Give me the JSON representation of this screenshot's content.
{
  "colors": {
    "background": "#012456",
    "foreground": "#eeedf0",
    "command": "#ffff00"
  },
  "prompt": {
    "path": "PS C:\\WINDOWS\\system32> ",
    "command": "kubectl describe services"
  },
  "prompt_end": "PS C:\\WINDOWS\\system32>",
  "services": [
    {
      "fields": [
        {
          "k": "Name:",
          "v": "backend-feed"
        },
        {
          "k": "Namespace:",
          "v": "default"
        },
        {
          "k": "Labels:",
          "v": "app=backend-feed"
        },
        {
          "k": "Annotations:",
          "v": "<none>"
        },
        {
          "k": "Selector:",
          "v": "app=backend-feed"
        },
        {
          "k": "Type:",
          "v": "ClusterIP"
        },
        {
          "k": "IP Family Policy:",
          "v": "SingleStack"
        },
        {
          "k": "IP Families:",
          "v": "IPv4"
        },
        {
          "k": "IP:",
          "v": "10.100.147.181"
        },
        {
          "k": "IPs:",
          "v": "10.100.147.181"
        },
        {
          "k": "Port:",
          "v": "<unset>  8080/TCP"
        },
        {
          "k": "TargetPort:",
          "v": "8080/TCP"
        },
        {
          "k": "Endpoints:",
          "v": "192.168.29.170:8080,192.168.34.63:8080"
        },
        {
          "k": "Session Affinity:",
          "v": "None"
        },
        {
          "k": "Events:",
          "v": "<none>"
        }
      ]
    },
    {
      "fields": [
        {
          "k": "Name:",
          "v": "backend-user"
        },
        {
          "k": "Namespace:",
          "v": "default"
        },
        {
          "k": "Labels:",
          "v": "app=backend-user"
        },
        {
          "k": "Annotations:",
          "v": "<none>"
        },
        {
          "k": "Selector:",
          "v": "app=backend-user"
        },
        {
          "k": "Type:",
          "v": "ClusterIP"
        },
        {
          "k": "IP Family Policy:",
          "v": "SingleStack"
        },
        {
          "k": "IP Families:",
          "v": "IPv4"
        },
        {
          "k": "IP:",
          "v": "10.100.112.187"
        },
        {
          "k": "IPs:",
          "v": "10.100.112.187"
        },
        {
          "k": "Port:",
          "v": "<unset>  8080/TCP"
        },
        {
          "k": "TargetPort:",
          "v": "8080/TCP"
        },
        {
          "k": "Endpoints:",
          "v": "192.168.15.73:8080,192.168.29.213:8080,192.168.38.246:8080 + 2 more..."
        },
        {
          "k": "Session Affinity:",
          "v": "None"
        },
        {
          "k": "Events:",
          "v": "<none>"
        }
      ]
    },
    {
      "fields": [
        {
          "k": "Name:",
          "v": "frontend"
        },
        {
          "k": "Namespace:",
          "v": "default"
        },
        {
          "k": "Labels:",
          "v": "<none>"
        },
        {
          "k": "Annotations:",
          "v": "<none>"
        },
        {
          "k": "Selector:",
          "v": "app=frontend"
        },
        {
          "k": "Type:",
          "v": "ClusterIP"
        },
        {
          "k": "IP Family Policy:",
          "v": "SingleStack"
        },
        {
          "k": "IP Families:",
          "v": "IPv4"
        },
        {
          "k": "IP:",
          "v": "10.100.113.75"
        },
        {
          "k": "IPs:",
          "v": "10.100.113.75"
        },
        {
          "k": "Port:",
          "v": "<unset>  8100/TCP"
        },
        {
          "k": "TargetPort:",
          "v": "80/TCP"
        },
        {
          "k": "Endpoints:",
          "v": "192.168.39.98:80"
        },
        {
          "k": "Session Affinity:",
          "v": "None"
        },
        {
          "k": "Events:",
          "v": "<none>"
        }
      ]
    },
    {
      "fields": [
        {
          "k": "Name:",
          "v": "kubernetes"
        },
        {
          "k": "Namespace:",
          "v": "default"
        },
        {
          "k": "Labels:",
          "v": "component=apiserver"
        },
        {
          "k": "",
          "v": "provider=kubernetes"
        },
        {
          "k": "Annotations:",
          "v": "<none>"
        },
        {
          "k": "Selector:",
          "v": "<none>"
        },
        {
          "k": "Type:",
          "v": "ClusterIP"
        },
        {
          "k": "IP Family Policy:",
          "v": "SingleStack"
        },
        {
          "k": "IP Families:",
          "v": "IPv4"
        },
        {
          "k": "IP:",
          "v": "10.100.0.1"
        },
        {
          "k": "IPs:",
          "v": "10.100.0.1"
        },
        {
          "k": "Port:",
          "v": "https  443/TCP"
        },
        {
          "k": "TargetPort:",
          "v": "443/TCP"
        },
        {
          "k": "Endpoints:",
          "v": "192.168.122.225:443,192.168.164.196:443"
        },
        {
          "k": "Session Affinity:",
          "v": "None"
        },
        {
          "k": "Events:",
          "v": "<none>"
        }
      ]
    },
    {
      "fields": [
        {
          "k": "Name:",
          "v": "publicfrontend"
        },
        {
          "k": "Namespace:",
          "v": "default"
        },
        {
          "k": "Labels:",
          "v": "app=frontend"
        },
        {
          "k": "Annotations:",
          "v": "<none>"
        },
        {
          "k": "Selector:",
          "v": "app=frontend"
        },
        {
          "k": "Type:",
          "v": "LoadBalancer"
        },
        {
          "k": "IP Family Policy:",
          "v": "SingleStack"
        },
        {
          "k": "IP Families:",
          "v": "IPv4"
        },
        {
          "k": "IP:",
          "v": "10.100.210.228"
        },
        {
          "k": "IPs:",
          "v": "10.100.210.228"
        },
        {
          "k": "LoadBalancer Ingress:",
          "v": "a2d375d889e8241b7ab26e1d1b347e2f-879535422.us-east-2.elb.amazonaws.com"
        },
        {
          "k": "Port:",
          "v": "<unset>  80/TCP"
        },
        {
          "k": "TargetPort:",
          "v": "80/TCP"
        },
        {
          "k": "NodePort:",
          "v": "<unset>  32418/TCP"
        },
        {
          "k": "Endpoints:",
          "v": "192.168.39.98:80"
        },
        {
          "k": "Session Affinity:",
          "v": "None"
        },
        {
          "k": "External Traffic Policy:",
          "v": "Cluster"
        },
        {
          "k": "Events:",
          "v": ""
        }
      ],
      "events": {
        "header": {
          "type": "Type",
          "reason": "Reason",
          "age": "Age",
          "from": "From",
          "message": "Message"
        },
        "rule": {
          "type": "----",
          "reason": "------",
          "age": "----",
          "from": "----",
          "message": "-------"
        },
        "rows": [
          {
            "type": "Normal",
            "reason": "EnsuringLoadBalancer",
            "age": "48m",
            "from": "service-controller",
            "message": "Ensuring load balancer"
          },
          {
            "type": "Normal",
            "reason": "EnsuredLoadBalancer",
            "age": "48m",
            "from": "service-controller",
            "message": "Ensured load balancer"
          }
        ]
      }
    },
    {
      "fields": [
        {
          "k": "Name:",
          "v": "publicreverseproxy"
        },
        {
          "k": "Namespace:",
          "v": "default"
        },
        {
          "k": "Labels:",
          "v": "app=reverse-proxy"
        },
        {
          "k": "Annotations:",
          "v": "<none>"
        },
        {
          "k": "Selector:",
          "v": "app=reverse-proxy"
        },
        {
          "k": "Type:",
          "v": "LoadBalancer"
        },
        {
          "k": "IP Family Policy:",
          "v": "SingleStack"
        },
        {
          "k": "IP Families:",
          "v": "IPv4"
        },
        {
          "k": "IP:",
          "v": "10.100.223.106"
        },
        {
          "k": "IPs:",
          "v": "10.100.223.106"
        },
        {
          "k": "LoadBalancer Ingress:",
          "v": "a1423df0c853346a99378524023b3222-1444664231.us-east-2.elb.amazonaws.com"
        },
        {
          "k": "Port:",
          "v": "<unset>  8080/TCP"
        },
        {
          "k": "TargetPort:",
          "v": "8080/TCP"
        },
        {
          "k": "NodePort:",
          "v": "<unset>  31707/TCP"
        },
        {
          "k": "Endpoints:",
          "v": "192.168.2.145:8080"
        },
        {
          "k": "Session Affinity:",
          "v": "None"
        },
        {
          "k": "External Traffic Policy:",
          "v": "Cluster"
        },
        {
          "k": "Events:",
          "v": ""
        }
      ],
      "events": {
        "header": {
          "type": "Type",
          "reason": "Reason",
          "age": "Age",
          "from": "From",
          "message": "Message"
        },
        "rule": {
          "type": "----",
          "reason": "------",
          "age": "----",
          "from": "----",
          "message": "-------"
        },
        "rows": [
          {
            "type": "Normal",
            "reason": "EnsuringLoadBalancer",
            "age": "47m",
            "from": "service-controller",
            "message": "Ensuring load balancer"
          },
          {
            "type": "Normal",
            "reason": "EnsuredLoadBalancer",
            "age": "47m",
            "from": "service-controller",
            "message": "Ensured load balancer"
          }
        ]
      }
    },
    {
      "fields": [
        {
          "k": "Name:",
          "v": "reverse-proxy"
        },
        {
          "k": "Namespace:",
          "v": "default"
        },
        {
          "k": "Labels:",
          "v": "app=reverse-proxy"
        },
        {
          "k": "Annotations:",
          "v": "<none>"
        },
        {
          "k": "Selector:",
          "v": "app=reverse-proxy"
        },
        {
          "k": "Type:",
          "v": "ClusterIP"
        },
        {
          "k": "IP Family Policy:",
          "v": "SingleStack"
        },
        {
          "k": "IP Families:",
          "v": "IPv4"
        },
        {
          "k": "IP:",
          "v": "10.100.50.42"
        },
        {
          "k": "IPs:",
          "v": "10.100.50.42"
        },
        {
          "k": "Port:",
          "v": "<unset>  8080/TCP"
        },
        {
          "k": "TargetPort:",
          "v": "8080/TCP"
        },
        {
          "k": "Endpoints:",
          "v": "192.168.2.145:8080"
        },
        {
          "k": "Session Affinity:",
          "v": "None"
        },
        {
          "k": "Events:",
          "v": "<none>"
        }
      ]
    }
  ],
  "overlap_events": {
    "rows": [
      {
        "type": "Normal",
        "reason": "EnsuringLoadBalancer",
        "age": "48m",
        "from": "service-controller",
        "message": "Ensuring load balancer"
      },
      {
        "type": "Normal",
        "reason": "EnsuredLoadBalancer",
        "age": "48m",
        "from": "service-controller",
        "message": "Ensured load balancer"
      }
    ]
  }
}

========================

Your task is to pick out every line with the string "amazonaws" and copy it.

* Output for this exercise *
          "v": "a2d375d889e8241b7ab26e1d1b347e2f-879535422.us-east-2.elb.amazonaws.com"
          "v": "a1423df0c853346a99378524023b3222-1444664231.us-east-2.elb.amazonaws.com"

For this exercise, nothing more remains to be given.